### Text passage
>>>>>

What I’ve Tried So Far:

  • Verified that the NVIDIA drivers are up to date.
  • Ensured the NVIDIA Container Toolkit is properly installed and configured.
  • Used the --gpus all flag with Docker to grant GPU access to the container.
  • Tested on both WSL and a dedicated Ubuntu server to rule out environment-specific issues.

Issue Description:

The error seems to occur during the Vulkan instance creation inside the container:

vkCreateInstance error (-9)

This suggests there might be an issue with Vulkan setup or GPU access within the container.

Request for Assistance:

Has anyone experienced a similar issue or can provide guidance on how to resolve this error? I’m wondering if there’s a compatibility issue with the RTX 4070 or a misconfiguration that I’m overlooking.

Any insights or suggestions would be greatly appreciated!

Thank you in advance for your help!

Best regards,

DECODED

3 Likes

I am having the same issue, any help?

Ubuntu: 22.04
Driver Version: 535.183.06
CUDA Version: 12.2
vulkan-tools installed

More info:

sudo docker run -it --rm --gpus all --network=host --name anim-graph-ms -v /home/eus/default-avatar-scene_v1.0.0:/home/ace/asset nvcr.io/eevaigoeixww/animation/ia-animation-graph-microservice:1.0.1

+ ldconfig -p
+ grep libGLX_nvidia.so.0
        libGLX_nvidia.so.0 (libc6,x86-64) => /usr/lib/x86_64-linux-gnu/libGLX_nvidia.so.0
        libGLX_nvidia.so.0 (libc6) => /usr/lib/i386-linux-gnu/libGLX_nvidia.so.0
+ [[ -v NOTFOUND ]]
+ export VK_ICD_FILENAMES=/tmp/nvidia_icd.json
+ VK_ICD_FILENAMES=/tmp/nvidia_icd.json
+ export LD_LIBRARY_PATH=:/usr/local/nvidia/lib:/usr/local/nvidia/lib64:/opt/nvidia/omniverse/kit-sdk-launcher/plugins/carb_gfx
+ LD_LIBRARY_PATH=:/usr/local/nvidia/lib:/usr/local/nvidia/lib64:/opt/nvidia/omniverse/kit-sdk-launcher/plugins/carb_gfx
+ /opt/nvidia/omniverse/vkapiversion/bin/vkapiversion /tmp/nvidia_icd.json
Writing disposable ICD file (/tmp/tmp_icd_2cb3WU.json)...

<<<<<

### Set tasks
1: Answer these from the Vulkan error thread:
(a) What error message does the first poster see during Vulkan instance creation?
(b) Which driver version does the second poster report?
(c) What path is VK_ICD_FILENAMES set to in the log output?
2: List every step the first poster in the Vulkan error thread says was already tried.
3: Write the next part of the Vulkan error thread, picking up after its final line.

### Information provided
>>>>>

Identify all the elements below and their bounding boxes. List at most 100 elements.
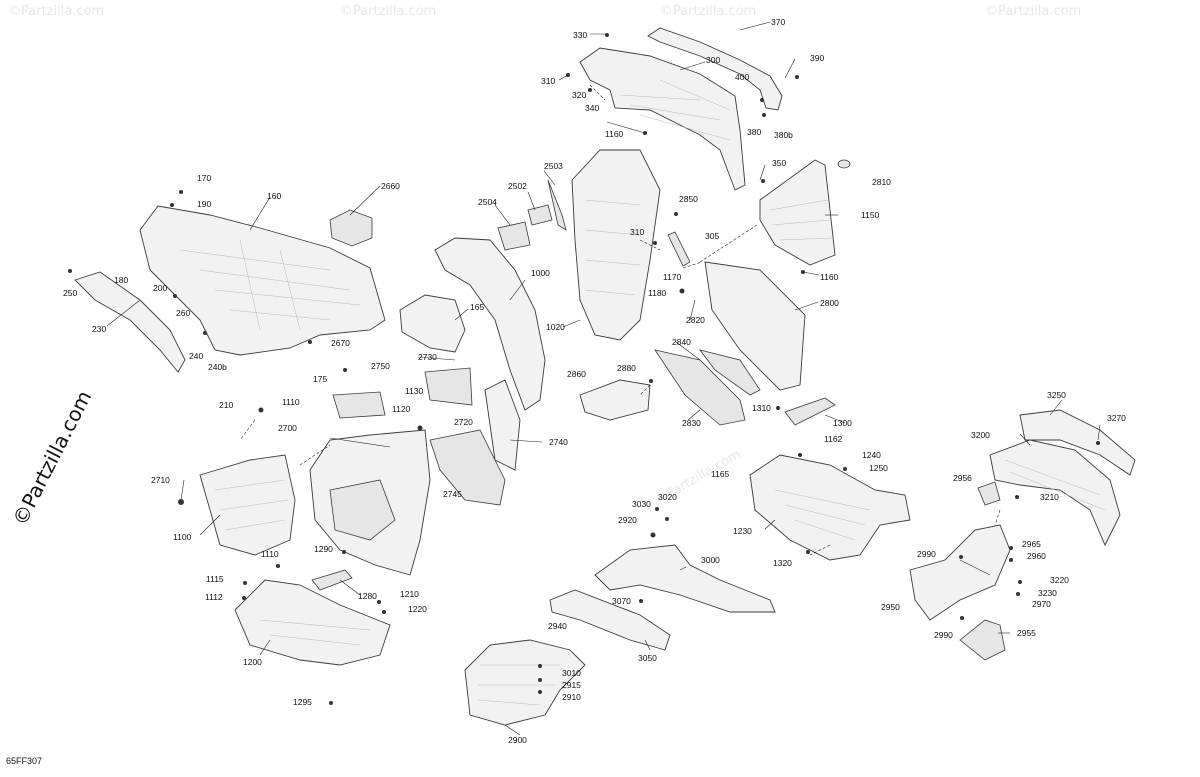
callout-2720[interactable]: 2720 (454, 417, 473, 427)
callout-1280[interactable]: 1280 (358, 591, 377, 601)
callout-2900[interactable]: 2900 (508, 735, 527, 745)
callout-230[interactable]: 230 (92, 324, 107, 334)
callout-1295[interactable]: 1295 (293, 697, 312, 707)
callout-330[interactable]: 330 (573, 30, 588, 40)
callout-2745[interactable]: 2745 (443, 489, 462, 499)
callout-1115[interactable]: 1115 (206, 574, 224, 584)
callout-3220[interactable]: 3220 (1050, 575, 1069, 585)
callout-320[interactable]: 320 (572, 90, 587, 100)
callout-2750[interactable]: 2750 (371, 361, 390, 371)
part-1200-floor (234, 579, 391, 666)
callout-1112[interactable]: 1112 (205, 592, 223, 602)
callout-1165[interactable]: 1165 (711, 469, 730, 479)
callout-2910[interactable]: 2910 (562, 692, 581, 702)
callout-2990[interactable]: 2990 (917, 549, 936, 559)
callout-165[interactable]: 165 (470, 302, 485, 312)
callout-2940[interactable]: 2940 (548, 621, 567, 631)
callout-2920[interactable]: 2920 (618, 515, 637, 525)
callout-1250[interactable]: 1250 (869, 463, 888, 473)
callout-350[interactable]: 350 (772, 158, 787, 168)
callout-2850[interactable]: 2850 (679, 194, 698, 204)
callout-2970[interactable]: 2970 (1032, 599, 1051, 609)
callout-2965[interactable]: 2965 (1022, 539, 1041, 549)
callout-370[interactable]: 370 (771, 17, 786, 27)
callout-3070[interactable]: 3070 (612, 596, 631, 606)
callout-300[interactable]: 300 (706, 55, 721, 65)
callout-3030[interactable]: 3030 (632, 499, 651, 509)
callout-2740[interactable]: 2740 (549, 437, 568, 447)
callout-160[interactable]: 160 (267, 191, 282, 201)
callout-3210[interactable]: 3210 (1040, 492, 1059, 502)
callout-1110[interactable]: 1110 (282, 397, 300, 407)
callout-1320[interactable]: 1320 (773, 558, 792, 568)
callout-2955[interactable]: 2955 (1017, 628, 1036, 638)
callout-190[interactable]: 190 (197, 199, 212, 209)
callout-305[interactable]: 305 (705, 231, 720, 241)
callout-180[interactable]: 180 (114, 275, 129, 285)
callout-1300[interactable]: 1300 (833, 418, 852, 428)
callout-175[interactable]: 175 (313, 374, 328, 384)
callout-3010[interactable]: 3010 (562, 668, 581, 678)
callout-1200[interactable]: 1200 (243, 657, 262, 667)
callout-240[interactable]: 240 (189, 351, 204, 361)
callout-2810[interactable]: 2810 (872, 177, 891, 187)
callout-310b[interactable]: 310 (630, 227, 645, 237)
callout-380[interactable]: 380 (747, 127, 762, 137)
callout-3020[interactable]: 3020 (658, 492, 677, 502)
callout-400[interactable]: 400 (735, 72, 750, 82)
callout-3200[interactable]: 3200 (971, 430, 990, 440)
callout-1130[interactable]: 1130 (405, 386, 424, 396)
callout-2990b[interactable]: 2990 (934, 630, 953, 640)
callout-2503[interactable]: 2503 (544, 161, 563, 171)
callout-1120[interactable]: 1120 (392, 404, 411, 414)
callout-200[interactable]: 200 (153, 283, 168, 293)
callout-3270[interactable]: 3270 (1107, 413, 1126, 423)
callout-2700[interactable]: 2700 (278, 423, 297, 433)
callout-1150[interactable]: 1150 (861, 210, 880, 220)
callout-310[interactable]: 310 (541, 76, 556, 86)
callout-2820[interactable]: 2820 (686, 315, 705, 325)
callout-1310[interactable]: 1310 (752, 403, 771, 413)
callout-2502[interactable]: 2502 (508, 181, 527, 191)
callout-240b[interactable]: 240b (208, 362, 227, 372)
callout-1020[interactable]: 1020 (546, 322, 565, 332)
callout-2800[interactable]: 2800 (820, 298, 839, 308)
callout-1100[interactable]: 1100 (173, 532, 192, 542)
callout-1210[interactable]: 1210 (400, 589, 419, 599)
callout-2660[interactable]: 2660 (381, 181, 400, 191)
callout-1170[interactable]: 1170 (663, 272, 682, 282)
callout-1160[interactable]: 1160 (605, 129, 624, 139)
callout-3050[interactable]: 3050 (638, 653, 657, 663)
callout-250[interactable]: 250 (63, 288, 78, 298)
callout-1160b[interactable]: 1160 (820, 272, 839, 282)
callout-2860[interactable]: 2860 (567, 369, 586, 379)
callout-3000[interactable]: 3000 (701, 555, 720, 565)
callout-2730[interactable]: 2730 (418, 352, 437, 362)
callout-1240[interactable]: 1240 (862, 450, 881, 460)
callout-2915[interactable]: 2915 (562, 680, 581, 690)
callout-1162[interactable]: 1162 (824, 434, 843, 444)
callout-2956[interactable]: 2956 (953, 473, 972, 483)
callout-1220[interactable]: 1220 (408, 604, 427, 614)
callout-1180[interactable]: 1180 (648, 288, 667, 298)
callout-1110b[interactable]: 1110 (261, 549, 279, 559)
callout-2830[interactable]: 2830 (682, 418, 701, 428)
callout-390[interactable]: 390 (810, 53, 825, 63)
callout-380b[interactable]: 380b (774, 130, 793, 140)
callout-2880[interactable]: 2880 (617, 363, 636, 373)
callout-260[interactable]: 260 (176, 308, 191, 318)
callout-2960[interactable]: 2960 (1027, 551, 1046, 561)
callout-2950[interactable]: 2950 (881, 602, 900, 612)
callout-3250[interactable]: 3250 (1047, 390, 1066, 400)
callout-2840[interactable]: 2840 (672, 337, 691, 347)
callout-170[interactable]: 170 (197, 173, 212, 183)
callout-2710[interactable]: 2710 (151, 475, 170, 485)
callout-2670[interactable]: 2670 (331, 338, 350, 348)
callout-1000[interactable]: 1000 (531, 268, 550, 278)
callout-1290[interactable]: 1290 (314, 544, 333, 554)
callout-210[interactable]: 210 (219, 400, 234, 410)
callout-1230[interactable]: 1230 (733, 526, 752, 536)
callout-340[interactable]: 340 (585, 103, 600, 113)
callout-3230[interactable]: 3230 (1038, 588, 1057, 598)
callout-2504[interactable]: 2504 (478, 197, 497, 207)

<<<<<

### Per-task outputs
1:
(a) vkCreateInstance error (-9)
(b) 535.183.06
(c) /tmp/nvidia_icd.json

2:
- Verified that the NVIDIA drivers are up to date.
- Ensured the NVIDIA Container Toolkit is properly installed and configured.
- Used the --gpus all flag with Docker to grant GPU access to the container.
- Tested on both WSL and a dedicated Ubuntu server to rule out environment-specific issues.

3:
vkCreateInstance error (-9)

I have another issue. We see that i have installed NVIDIA Container Toolkit. But we have another error with GPU

stefan@tul-pryanik:~$ sudo dpkg -l | grep nvidia-container-toolkit
ii  nvidia-container-toolkit               1.16.1-1                                amd64        NVIDIA Container toolkit
ii  nvidia-container-toolkit-base          1.16.1-1                                amd64        NVIDIA Container Toolkit Base
stefan@tul-pryanik:~$ docker run -it --rm --runtime nvidia --network=host --name anim-graph-ms -v $(pwd)/default-avatar-scene_v1.0.0:/home/ace/asset nvcr.io/eevaigoeixww/animation/ia-animation-graph-microservice:1.0.1
+ ldconfig -p
+ grep libGLX_nvidia.so.0
+ NOTFOUND=1
+ [[ -v NOTFOUND ]]
+ cat

Fatal Error: Can't find libGLX_nvidia.so.0...

Ensure running with NVIDIA runtime. (--gpus all) or (--runtime nvidia)

+ exit 1
stefan@tul-pryanik:~$ 

Hi,

Any resolution for this? I am using a AWS g5.12xlarge ubuntu 22.04 machine and got stuck in the same thing. I’ve setup a gnome-desktop as well to get a display but that doesn’t seem to solve the issue.

Here is what I get. Can anyone help?

+ ldconfig -p
+ grep libGLX_nvidia.so.0
	libGLX_nvidia.so.0 (libc6,x86-64) => /usr/lib/x86_64-linux-gnu/libGLX_nvidia.so.0
+ [[ -v NOTFOUND ]]
+ export VK_ICD_FILENAMES=/tmp/nvidia_icd.json
+ VK_ICD_FILENAMES=/tmp/nvidia_icd.json
+ export LD_LIBRARY_PATH=:/usr/local/nvidia/lib:/usr/local/nvidia/lib64:/opt/nvidia/omniverse/kit-sdk-launcher/plugins/carb_gfx
+ LD_LIBRARY_PATH=:/usr/local/nvidia/lib:/usr/local/nvidia/lib64:/opt/nvidia/omniverse/kit-sdk-launcher/plugins/carb_gfx
+ /opt/nvidia/omniverse/vkapiversion/bin/vkapiversion /tmp/nvidia_icd.json
Writing disposable ICD file (/tmp/tmp_icd_r31iaR.json)...
vkCreateInstance error (-9)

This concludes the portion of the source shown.